EXERCISE INSTRUCTIONS :: Only a number is wanted: how many lines in these records contain the word "Increasing"?

[Figure collection entries]
--

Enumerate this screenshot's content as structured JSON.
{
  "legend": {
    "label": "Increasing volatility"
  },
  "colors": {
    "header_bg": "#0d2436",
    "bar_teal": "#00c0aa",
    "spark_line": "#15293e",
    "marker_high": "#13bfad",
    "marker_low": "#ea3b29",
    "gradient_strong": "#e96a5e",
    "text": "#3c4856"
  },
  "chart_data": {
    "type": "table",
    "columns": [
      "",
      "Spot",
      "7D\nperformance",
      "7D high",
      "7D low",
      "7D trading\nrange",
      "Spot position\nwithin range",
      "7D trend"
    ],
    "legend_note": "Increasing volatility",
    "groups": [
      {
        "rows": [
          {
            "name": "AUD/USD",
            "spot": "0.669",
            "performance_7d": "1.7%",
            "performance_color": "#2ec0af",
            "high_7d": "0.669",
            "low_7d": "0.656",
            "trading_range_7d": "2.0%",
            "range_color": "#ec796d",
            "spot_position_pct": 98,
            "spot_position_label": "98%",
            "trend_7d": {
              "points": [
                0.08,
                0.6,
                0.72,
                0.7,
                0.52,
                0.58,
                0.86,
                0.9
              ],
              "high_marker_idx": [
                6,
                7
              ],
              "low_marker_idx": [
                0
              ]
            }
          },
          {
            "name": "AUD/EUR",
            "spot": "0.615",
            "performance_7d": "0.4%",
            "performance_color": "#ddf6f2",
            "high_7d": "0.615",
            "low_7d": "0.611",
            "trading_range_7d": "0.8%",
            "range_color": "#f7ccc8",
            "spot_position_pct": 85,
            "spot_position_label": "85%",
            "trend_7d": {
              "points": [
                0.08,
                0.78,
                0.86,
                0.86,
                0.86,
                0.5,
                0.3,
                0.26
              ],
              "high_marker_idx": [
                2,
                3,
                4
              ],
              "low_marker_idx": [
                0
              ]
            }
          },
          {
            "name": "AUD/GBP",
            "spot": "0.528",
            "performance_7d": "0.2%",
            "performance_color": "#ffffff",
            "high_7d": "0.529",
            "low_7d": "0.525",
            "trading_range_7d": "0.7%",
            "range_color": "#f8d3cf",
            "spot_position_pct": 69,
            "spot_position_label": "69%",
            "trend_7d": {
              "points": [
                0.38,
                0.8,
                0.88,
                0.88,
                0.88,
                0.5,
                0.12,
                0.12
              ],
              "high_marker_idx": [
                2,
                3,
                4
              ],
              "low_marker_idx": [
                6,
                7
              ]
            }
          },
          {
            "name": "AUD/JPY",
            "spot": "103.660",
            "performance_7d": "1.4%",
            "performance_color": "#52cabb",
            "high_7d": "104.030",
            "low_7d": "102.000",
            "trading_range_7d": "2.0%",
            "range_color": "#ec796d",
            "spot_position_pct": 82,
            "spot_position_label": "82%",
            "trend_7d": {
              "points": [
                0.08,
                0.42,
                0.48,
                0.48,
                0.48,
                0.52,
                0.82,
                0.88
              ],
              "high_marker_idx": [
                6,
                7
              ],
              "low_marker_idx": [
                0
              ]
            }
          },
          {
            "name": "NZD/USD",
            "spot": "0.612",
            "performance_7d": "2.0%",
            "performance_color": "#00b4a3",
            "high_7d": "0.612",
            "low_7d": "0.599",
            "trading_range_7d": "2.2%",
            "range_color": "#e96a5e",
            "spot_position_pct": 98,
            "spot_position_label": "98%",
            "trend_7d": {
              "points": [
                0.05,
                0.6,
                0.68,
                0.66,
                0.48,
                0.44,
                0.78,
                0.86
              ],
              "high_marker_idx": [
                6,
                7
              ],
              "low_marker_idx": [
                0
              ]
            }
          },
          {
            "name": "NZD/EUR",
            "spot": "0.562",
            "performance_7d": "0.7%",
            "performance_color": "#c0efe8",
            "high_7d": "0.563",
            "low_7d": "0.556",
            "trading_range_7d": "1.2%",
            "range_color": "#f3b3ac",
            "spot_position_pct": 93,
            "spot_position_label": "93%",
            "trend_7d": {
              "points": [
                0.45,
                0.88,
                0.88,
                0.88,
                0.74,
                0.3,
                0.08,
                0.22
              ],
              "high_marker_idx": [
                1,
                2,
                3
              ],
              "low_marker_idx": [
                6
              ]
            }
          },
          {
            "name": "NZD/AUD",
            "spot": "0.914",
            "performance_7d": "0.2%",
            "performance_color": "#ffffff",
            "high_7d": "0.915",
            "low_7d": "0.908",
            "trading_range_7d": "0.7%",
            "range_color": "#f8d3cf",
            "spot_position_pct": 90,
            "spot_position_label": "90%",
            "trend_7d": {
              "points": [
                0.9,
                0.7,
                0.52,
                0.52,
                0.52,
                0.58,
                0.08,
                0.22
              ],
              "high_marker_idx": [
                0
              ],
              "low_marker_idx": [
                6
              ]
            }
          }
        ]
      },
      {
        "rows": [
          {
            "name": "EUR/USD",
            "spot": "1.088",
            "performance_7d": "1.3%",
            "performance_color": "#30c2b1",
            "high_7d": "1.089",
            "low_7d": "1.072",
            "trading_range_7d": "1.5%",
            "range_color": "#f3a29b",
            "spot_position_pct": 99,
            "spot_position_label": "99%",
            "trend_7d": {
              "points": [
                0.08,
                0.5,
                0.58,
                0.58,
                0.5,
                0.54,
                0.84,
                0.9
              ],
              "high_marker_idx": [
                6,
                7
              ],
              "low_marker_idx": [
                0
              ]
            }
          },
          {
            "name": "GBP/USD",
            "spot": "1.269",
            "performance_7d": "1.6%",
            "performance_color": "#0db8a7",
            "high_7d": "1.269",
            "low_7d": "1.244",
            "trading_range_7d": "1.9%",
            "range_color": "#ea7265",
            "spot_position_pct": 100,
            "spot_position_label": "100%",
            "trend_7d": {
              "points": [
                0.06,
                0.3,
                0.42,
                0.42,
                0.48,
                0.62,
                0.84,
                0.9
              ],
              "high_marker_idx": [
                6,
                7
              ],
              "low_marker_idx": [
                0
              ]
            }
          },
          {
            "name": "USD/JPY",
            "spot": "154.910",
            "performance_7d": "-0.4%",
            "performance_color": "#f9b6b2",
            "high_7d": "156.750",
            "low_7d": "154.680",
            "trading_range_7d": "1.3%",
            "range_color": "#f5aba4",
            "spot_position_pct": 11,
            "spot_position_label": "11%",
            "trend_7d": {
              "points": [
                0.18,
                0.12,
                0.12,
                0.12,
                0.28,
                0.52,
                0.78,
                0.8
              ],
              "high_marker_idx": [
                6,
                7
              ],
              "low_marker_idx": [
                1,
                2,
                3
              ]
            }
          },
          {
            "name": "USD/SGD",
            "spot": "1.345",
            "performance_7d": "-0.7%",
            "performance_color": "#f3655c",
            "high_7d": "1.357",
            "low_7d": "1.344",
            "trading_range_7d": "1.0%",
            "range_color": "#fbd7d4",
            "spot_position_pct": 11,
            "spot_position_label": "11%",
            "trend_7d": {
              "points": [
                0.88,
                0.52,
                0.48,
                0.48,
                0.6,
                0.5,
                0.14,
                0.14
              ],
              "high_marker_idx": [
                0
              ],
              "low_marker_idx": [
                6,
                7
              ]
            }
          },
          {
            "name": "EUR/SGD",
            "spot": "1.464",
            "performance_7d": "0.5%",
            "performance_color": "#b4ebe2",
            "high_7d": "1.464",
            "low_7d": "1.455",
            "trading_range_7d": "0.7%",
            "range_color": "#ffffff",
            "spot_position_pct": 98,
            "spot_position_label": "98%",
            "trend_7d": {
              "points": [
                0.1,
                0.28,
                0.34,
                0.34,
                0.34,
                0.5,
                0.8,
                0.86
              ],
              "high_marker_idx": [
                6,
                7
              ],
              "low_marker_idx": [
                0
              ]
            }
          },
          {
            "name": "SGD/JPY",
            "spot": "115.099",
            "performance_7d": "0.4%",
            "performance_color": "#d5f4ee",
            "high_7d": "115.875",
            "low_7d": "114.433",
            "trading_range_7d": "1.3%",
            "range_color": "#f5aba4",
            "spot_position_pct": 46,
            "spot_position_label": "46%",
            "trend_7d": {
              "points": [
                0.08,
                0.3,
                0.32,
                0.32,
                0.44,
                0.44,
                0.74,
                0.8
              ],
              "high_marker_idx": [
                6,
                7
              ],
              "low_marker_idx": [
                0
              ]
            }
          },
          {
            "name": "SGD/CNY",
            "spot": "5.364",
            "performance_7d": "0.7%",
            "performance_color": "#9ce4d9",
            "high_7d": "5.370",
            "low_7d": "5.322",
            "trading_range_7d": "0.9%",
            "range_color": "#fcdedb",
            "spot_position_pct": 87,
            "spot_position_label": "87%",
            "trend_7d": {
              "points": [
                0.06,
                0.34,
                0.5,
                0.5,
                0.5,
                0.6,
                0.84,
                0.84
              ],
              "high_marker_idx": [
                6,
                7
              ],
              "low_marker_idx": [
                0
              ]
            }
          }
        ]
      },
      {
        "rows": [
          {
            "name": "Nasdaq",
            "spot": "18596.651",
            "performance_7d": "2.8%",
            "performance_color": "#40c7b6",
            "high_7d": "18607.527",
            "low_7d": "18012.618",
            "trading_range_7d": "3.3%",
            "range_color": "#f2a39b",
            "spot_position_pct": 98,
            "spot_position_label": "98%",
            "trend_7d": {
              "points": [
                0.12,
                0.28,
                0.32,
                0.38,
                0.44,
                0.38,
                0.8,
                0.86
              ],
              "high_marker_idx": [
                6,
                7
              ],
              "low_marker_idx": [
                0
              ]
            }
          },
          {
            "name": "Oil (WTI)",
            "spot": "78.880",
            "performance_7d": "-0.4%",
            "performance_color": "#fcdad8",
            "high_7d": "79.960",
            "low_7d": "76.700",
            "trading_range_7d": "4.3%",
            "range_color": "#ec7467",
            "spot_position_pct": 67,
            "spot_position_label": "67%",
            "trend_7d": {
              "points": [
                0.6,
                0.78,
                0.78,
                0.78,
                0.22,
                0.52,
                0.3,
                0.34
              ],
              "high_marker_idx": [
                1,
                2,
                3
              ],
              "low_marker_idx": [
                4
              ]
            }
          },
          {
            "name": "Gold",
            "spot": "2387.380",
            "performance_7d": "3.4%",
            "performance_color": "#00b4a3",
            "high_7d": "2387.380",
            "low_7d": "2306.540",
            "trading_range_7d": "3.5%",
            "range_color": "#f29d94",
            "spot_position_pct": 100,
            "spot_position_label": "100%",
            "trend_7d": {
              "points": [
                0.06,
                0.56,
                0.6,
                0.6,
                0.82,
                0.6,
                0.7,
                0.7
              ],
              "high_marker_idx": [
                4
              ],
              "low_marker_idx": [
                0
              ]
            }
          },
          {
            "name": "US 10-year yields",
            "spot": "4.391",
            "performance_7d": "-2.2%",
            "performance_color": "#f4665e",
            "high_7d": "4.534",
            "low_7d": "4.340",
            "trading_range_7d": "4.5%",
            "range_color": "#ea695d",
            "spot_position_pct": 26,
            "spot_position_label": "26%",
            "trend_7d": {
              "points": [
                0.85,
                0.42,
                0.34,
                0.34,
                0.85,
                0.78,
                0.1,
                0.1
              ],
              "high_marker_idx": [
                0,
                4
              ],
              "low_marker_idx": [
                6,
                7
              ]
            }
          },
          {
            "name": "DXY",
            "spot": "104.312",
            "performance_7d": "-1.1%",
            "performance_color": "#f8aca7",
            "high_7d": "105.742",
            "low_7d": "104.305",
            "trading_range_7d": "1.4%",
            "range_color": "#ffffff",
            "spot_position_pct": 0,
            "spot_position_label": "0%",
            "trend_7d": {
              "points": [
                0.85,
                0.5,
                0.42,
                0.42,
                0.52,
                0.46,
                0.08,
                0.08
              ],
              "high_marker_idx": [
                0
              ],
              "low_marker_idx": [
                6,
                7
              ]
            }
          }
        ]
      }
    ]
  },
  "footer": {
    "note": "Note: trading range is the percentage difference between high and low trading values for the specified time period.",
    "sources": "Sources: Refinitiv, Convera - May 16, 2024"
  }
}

--

SOLUTION TO THIS EXERCISE :: 2